(Collected data entries)
──────
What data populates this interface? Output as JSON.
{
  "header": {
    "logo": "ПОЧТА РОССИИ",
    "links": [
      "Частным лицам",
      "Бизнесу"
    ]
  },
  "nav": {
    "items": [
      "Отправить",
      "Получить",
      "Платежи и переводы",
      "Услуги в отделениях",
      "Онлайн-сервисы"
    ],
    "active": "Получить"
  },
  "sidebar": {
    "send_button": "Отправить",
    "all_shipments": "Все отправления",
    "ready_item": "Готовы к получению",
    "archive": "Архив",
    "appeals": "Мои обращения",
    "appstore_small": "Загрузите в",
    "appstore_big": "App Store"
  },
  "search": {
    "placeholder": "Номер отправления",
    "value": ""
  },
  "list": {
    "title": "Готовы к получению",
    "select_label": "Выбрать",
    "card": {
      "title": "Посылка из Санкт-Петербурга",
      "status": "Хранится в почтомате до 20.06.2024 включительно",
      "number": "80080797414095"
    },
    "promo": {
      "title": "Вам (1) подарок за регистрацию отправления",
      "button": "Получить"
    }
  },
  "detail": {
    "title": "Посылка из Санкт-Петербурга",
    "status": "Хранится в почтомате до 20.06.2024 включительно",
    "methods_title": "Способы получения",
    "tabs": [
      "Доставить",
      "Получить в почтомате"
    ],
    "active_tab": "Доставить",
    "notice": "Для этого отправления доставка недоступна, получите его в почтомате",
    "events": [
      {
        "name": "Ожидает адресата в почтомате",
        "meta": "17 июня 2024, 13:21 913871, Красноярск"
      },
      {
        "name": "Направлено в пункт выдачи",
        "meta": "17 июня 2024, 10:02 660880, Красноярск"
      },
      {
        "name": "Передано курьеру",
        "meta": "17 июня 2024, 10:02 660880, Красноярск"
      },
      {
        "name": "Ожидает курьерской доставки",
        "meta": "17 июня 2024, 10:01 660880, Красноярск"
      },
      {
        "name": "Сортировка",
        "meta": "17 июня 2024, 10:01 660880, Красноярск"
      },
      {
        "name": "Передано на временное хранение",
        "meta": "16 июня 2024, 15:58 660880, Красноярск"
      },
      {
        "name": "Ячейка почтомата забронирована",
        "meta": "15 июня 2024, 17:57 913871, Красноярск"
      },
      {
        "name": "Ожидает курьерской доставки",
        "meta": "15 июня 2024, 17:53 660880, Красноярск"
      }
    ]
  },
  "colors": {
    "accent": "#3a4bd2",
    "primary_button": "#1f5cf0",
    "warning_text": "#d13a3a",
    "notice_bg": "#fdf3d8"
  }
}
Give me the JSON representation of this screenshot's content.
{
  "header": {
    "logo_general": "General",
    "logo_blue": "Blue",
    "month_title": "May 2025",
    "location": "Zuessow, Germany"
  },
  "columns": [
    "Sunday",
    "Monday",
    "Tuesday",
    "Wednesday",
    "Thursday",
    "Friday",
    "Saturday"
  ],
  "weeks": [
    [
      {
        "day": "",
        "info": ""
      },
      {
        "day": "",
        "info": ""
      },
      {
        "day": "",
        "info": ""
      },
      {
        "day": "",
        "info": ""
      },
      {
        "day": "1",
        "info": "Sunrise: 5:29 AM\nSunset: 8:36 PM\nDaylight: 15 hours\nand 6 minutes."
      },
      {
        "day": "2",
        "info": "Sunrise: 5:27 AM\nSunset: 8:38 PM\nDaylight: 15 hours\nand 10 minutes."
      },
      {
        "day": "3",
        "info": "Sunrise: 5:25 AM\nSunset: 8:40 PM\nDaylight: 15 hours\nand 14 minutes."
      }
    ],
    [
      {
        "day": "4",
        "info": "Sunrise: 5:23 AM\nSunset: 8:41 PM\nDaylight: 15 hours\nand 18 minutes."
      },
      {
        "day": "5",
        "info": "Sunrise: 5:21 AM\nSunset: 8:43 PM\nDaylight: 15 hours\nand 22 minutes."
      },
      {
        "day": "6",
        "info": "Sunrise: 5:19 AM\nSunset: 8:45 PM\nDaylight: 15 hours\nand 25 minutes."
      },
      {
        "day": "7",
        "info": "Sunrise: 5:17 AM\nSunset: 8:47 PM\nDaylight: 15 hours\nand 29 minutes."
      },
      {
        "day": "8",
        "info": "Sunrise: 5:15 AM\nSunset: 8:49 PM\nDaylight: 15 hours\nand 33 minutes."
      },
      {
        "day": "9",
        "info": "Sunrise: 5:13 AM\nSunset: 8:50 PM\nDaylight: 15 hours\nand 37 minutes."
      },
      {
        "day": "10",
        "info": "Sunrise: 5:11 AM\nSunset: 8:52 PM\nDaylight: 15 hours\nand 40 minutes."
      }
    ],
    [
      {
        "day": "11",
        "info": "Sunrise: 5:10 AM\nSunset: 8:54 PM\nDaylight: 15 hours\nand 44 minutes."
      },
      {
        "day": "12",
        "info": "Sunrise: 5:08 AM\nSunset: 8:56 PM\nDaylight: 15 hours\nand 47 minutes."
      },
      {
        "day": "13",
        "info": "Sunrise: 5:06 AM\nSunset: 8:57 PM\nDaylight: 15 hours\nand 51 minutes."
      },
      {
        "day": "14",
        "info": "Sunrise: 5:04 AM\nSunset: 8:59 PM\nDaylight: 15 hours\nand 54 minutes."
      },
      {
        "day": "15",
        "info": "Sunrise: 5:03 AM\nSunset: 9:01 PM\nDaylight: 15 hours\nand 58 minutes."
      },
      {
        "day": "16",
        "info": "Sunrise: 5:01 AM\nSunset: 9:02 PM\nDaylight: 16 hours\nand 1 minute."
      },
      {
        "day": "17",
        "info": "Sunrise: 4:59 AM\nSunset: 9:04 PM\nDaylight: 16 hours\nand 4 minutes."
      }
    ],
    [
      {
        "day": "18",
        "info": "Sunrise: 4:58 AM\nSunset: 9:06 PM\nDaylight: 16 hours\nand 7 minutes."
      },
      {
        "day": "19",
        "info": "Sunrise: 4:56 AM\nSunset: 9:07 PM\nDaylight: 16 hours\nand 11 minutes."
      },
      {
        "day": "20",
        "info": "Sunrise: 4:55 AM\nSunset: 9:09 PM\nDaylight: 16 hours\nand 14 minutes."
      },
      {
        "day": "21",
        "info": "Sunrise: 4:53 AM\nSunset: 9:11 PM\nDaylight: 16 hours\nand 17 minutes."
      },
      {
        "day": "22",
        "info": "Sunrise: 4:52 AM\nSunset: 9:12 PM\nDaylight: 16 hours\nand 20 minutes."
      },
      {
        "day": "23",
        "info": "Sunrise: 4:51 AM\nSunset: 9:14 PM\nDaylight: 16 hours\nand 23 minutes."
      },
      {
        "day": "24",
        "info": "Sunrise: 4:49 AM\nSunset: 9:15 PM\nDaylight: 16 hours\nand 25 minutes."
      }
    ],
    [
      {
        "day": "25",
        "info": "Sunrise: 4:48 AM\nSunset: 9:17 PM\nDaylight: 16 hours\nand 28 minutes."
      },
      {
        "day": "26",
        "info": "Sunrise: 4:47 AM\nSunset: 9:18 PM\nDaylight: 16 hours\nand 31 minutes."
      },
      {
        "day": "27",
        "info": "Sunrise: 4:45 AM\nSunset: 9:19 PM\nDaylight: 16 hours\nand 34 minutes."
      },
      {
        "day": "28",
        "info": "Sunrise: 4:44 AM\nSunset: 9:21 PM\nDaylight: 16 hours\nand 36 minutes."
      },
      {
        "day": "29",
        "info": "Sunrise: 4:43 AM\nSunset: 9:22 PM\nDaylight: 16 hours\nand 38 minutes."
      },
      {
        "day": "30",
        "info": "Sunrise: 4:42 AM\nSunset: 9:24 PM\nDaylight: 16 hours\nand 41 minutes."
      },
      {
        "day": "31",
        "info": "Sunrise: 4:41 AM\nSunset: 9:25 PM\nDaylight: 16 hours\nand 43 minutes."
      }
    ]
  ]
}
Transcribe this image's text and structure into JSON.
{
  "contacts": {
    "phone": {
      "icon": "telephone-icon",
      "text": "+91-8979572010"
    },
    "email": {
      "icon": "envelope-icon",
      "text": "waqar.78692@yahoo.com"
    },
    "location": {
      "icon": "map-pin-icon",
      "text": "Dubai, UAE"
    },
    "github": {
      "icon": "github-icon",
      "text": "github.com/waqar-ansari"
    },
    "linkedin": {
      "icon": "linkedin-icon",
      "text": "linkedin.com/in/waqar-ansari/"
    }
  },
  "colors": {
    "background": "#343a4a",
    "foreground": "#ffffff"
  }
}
──────
**What is being asked:**
Gather each line of the listing containing the word "Хранится" and show it.

**Correct response:**
      "status": "Хранится в почтомате до 20.06.2024 включительно",
    "status": "Хранится в почтомате до 20.06.2024 включительно",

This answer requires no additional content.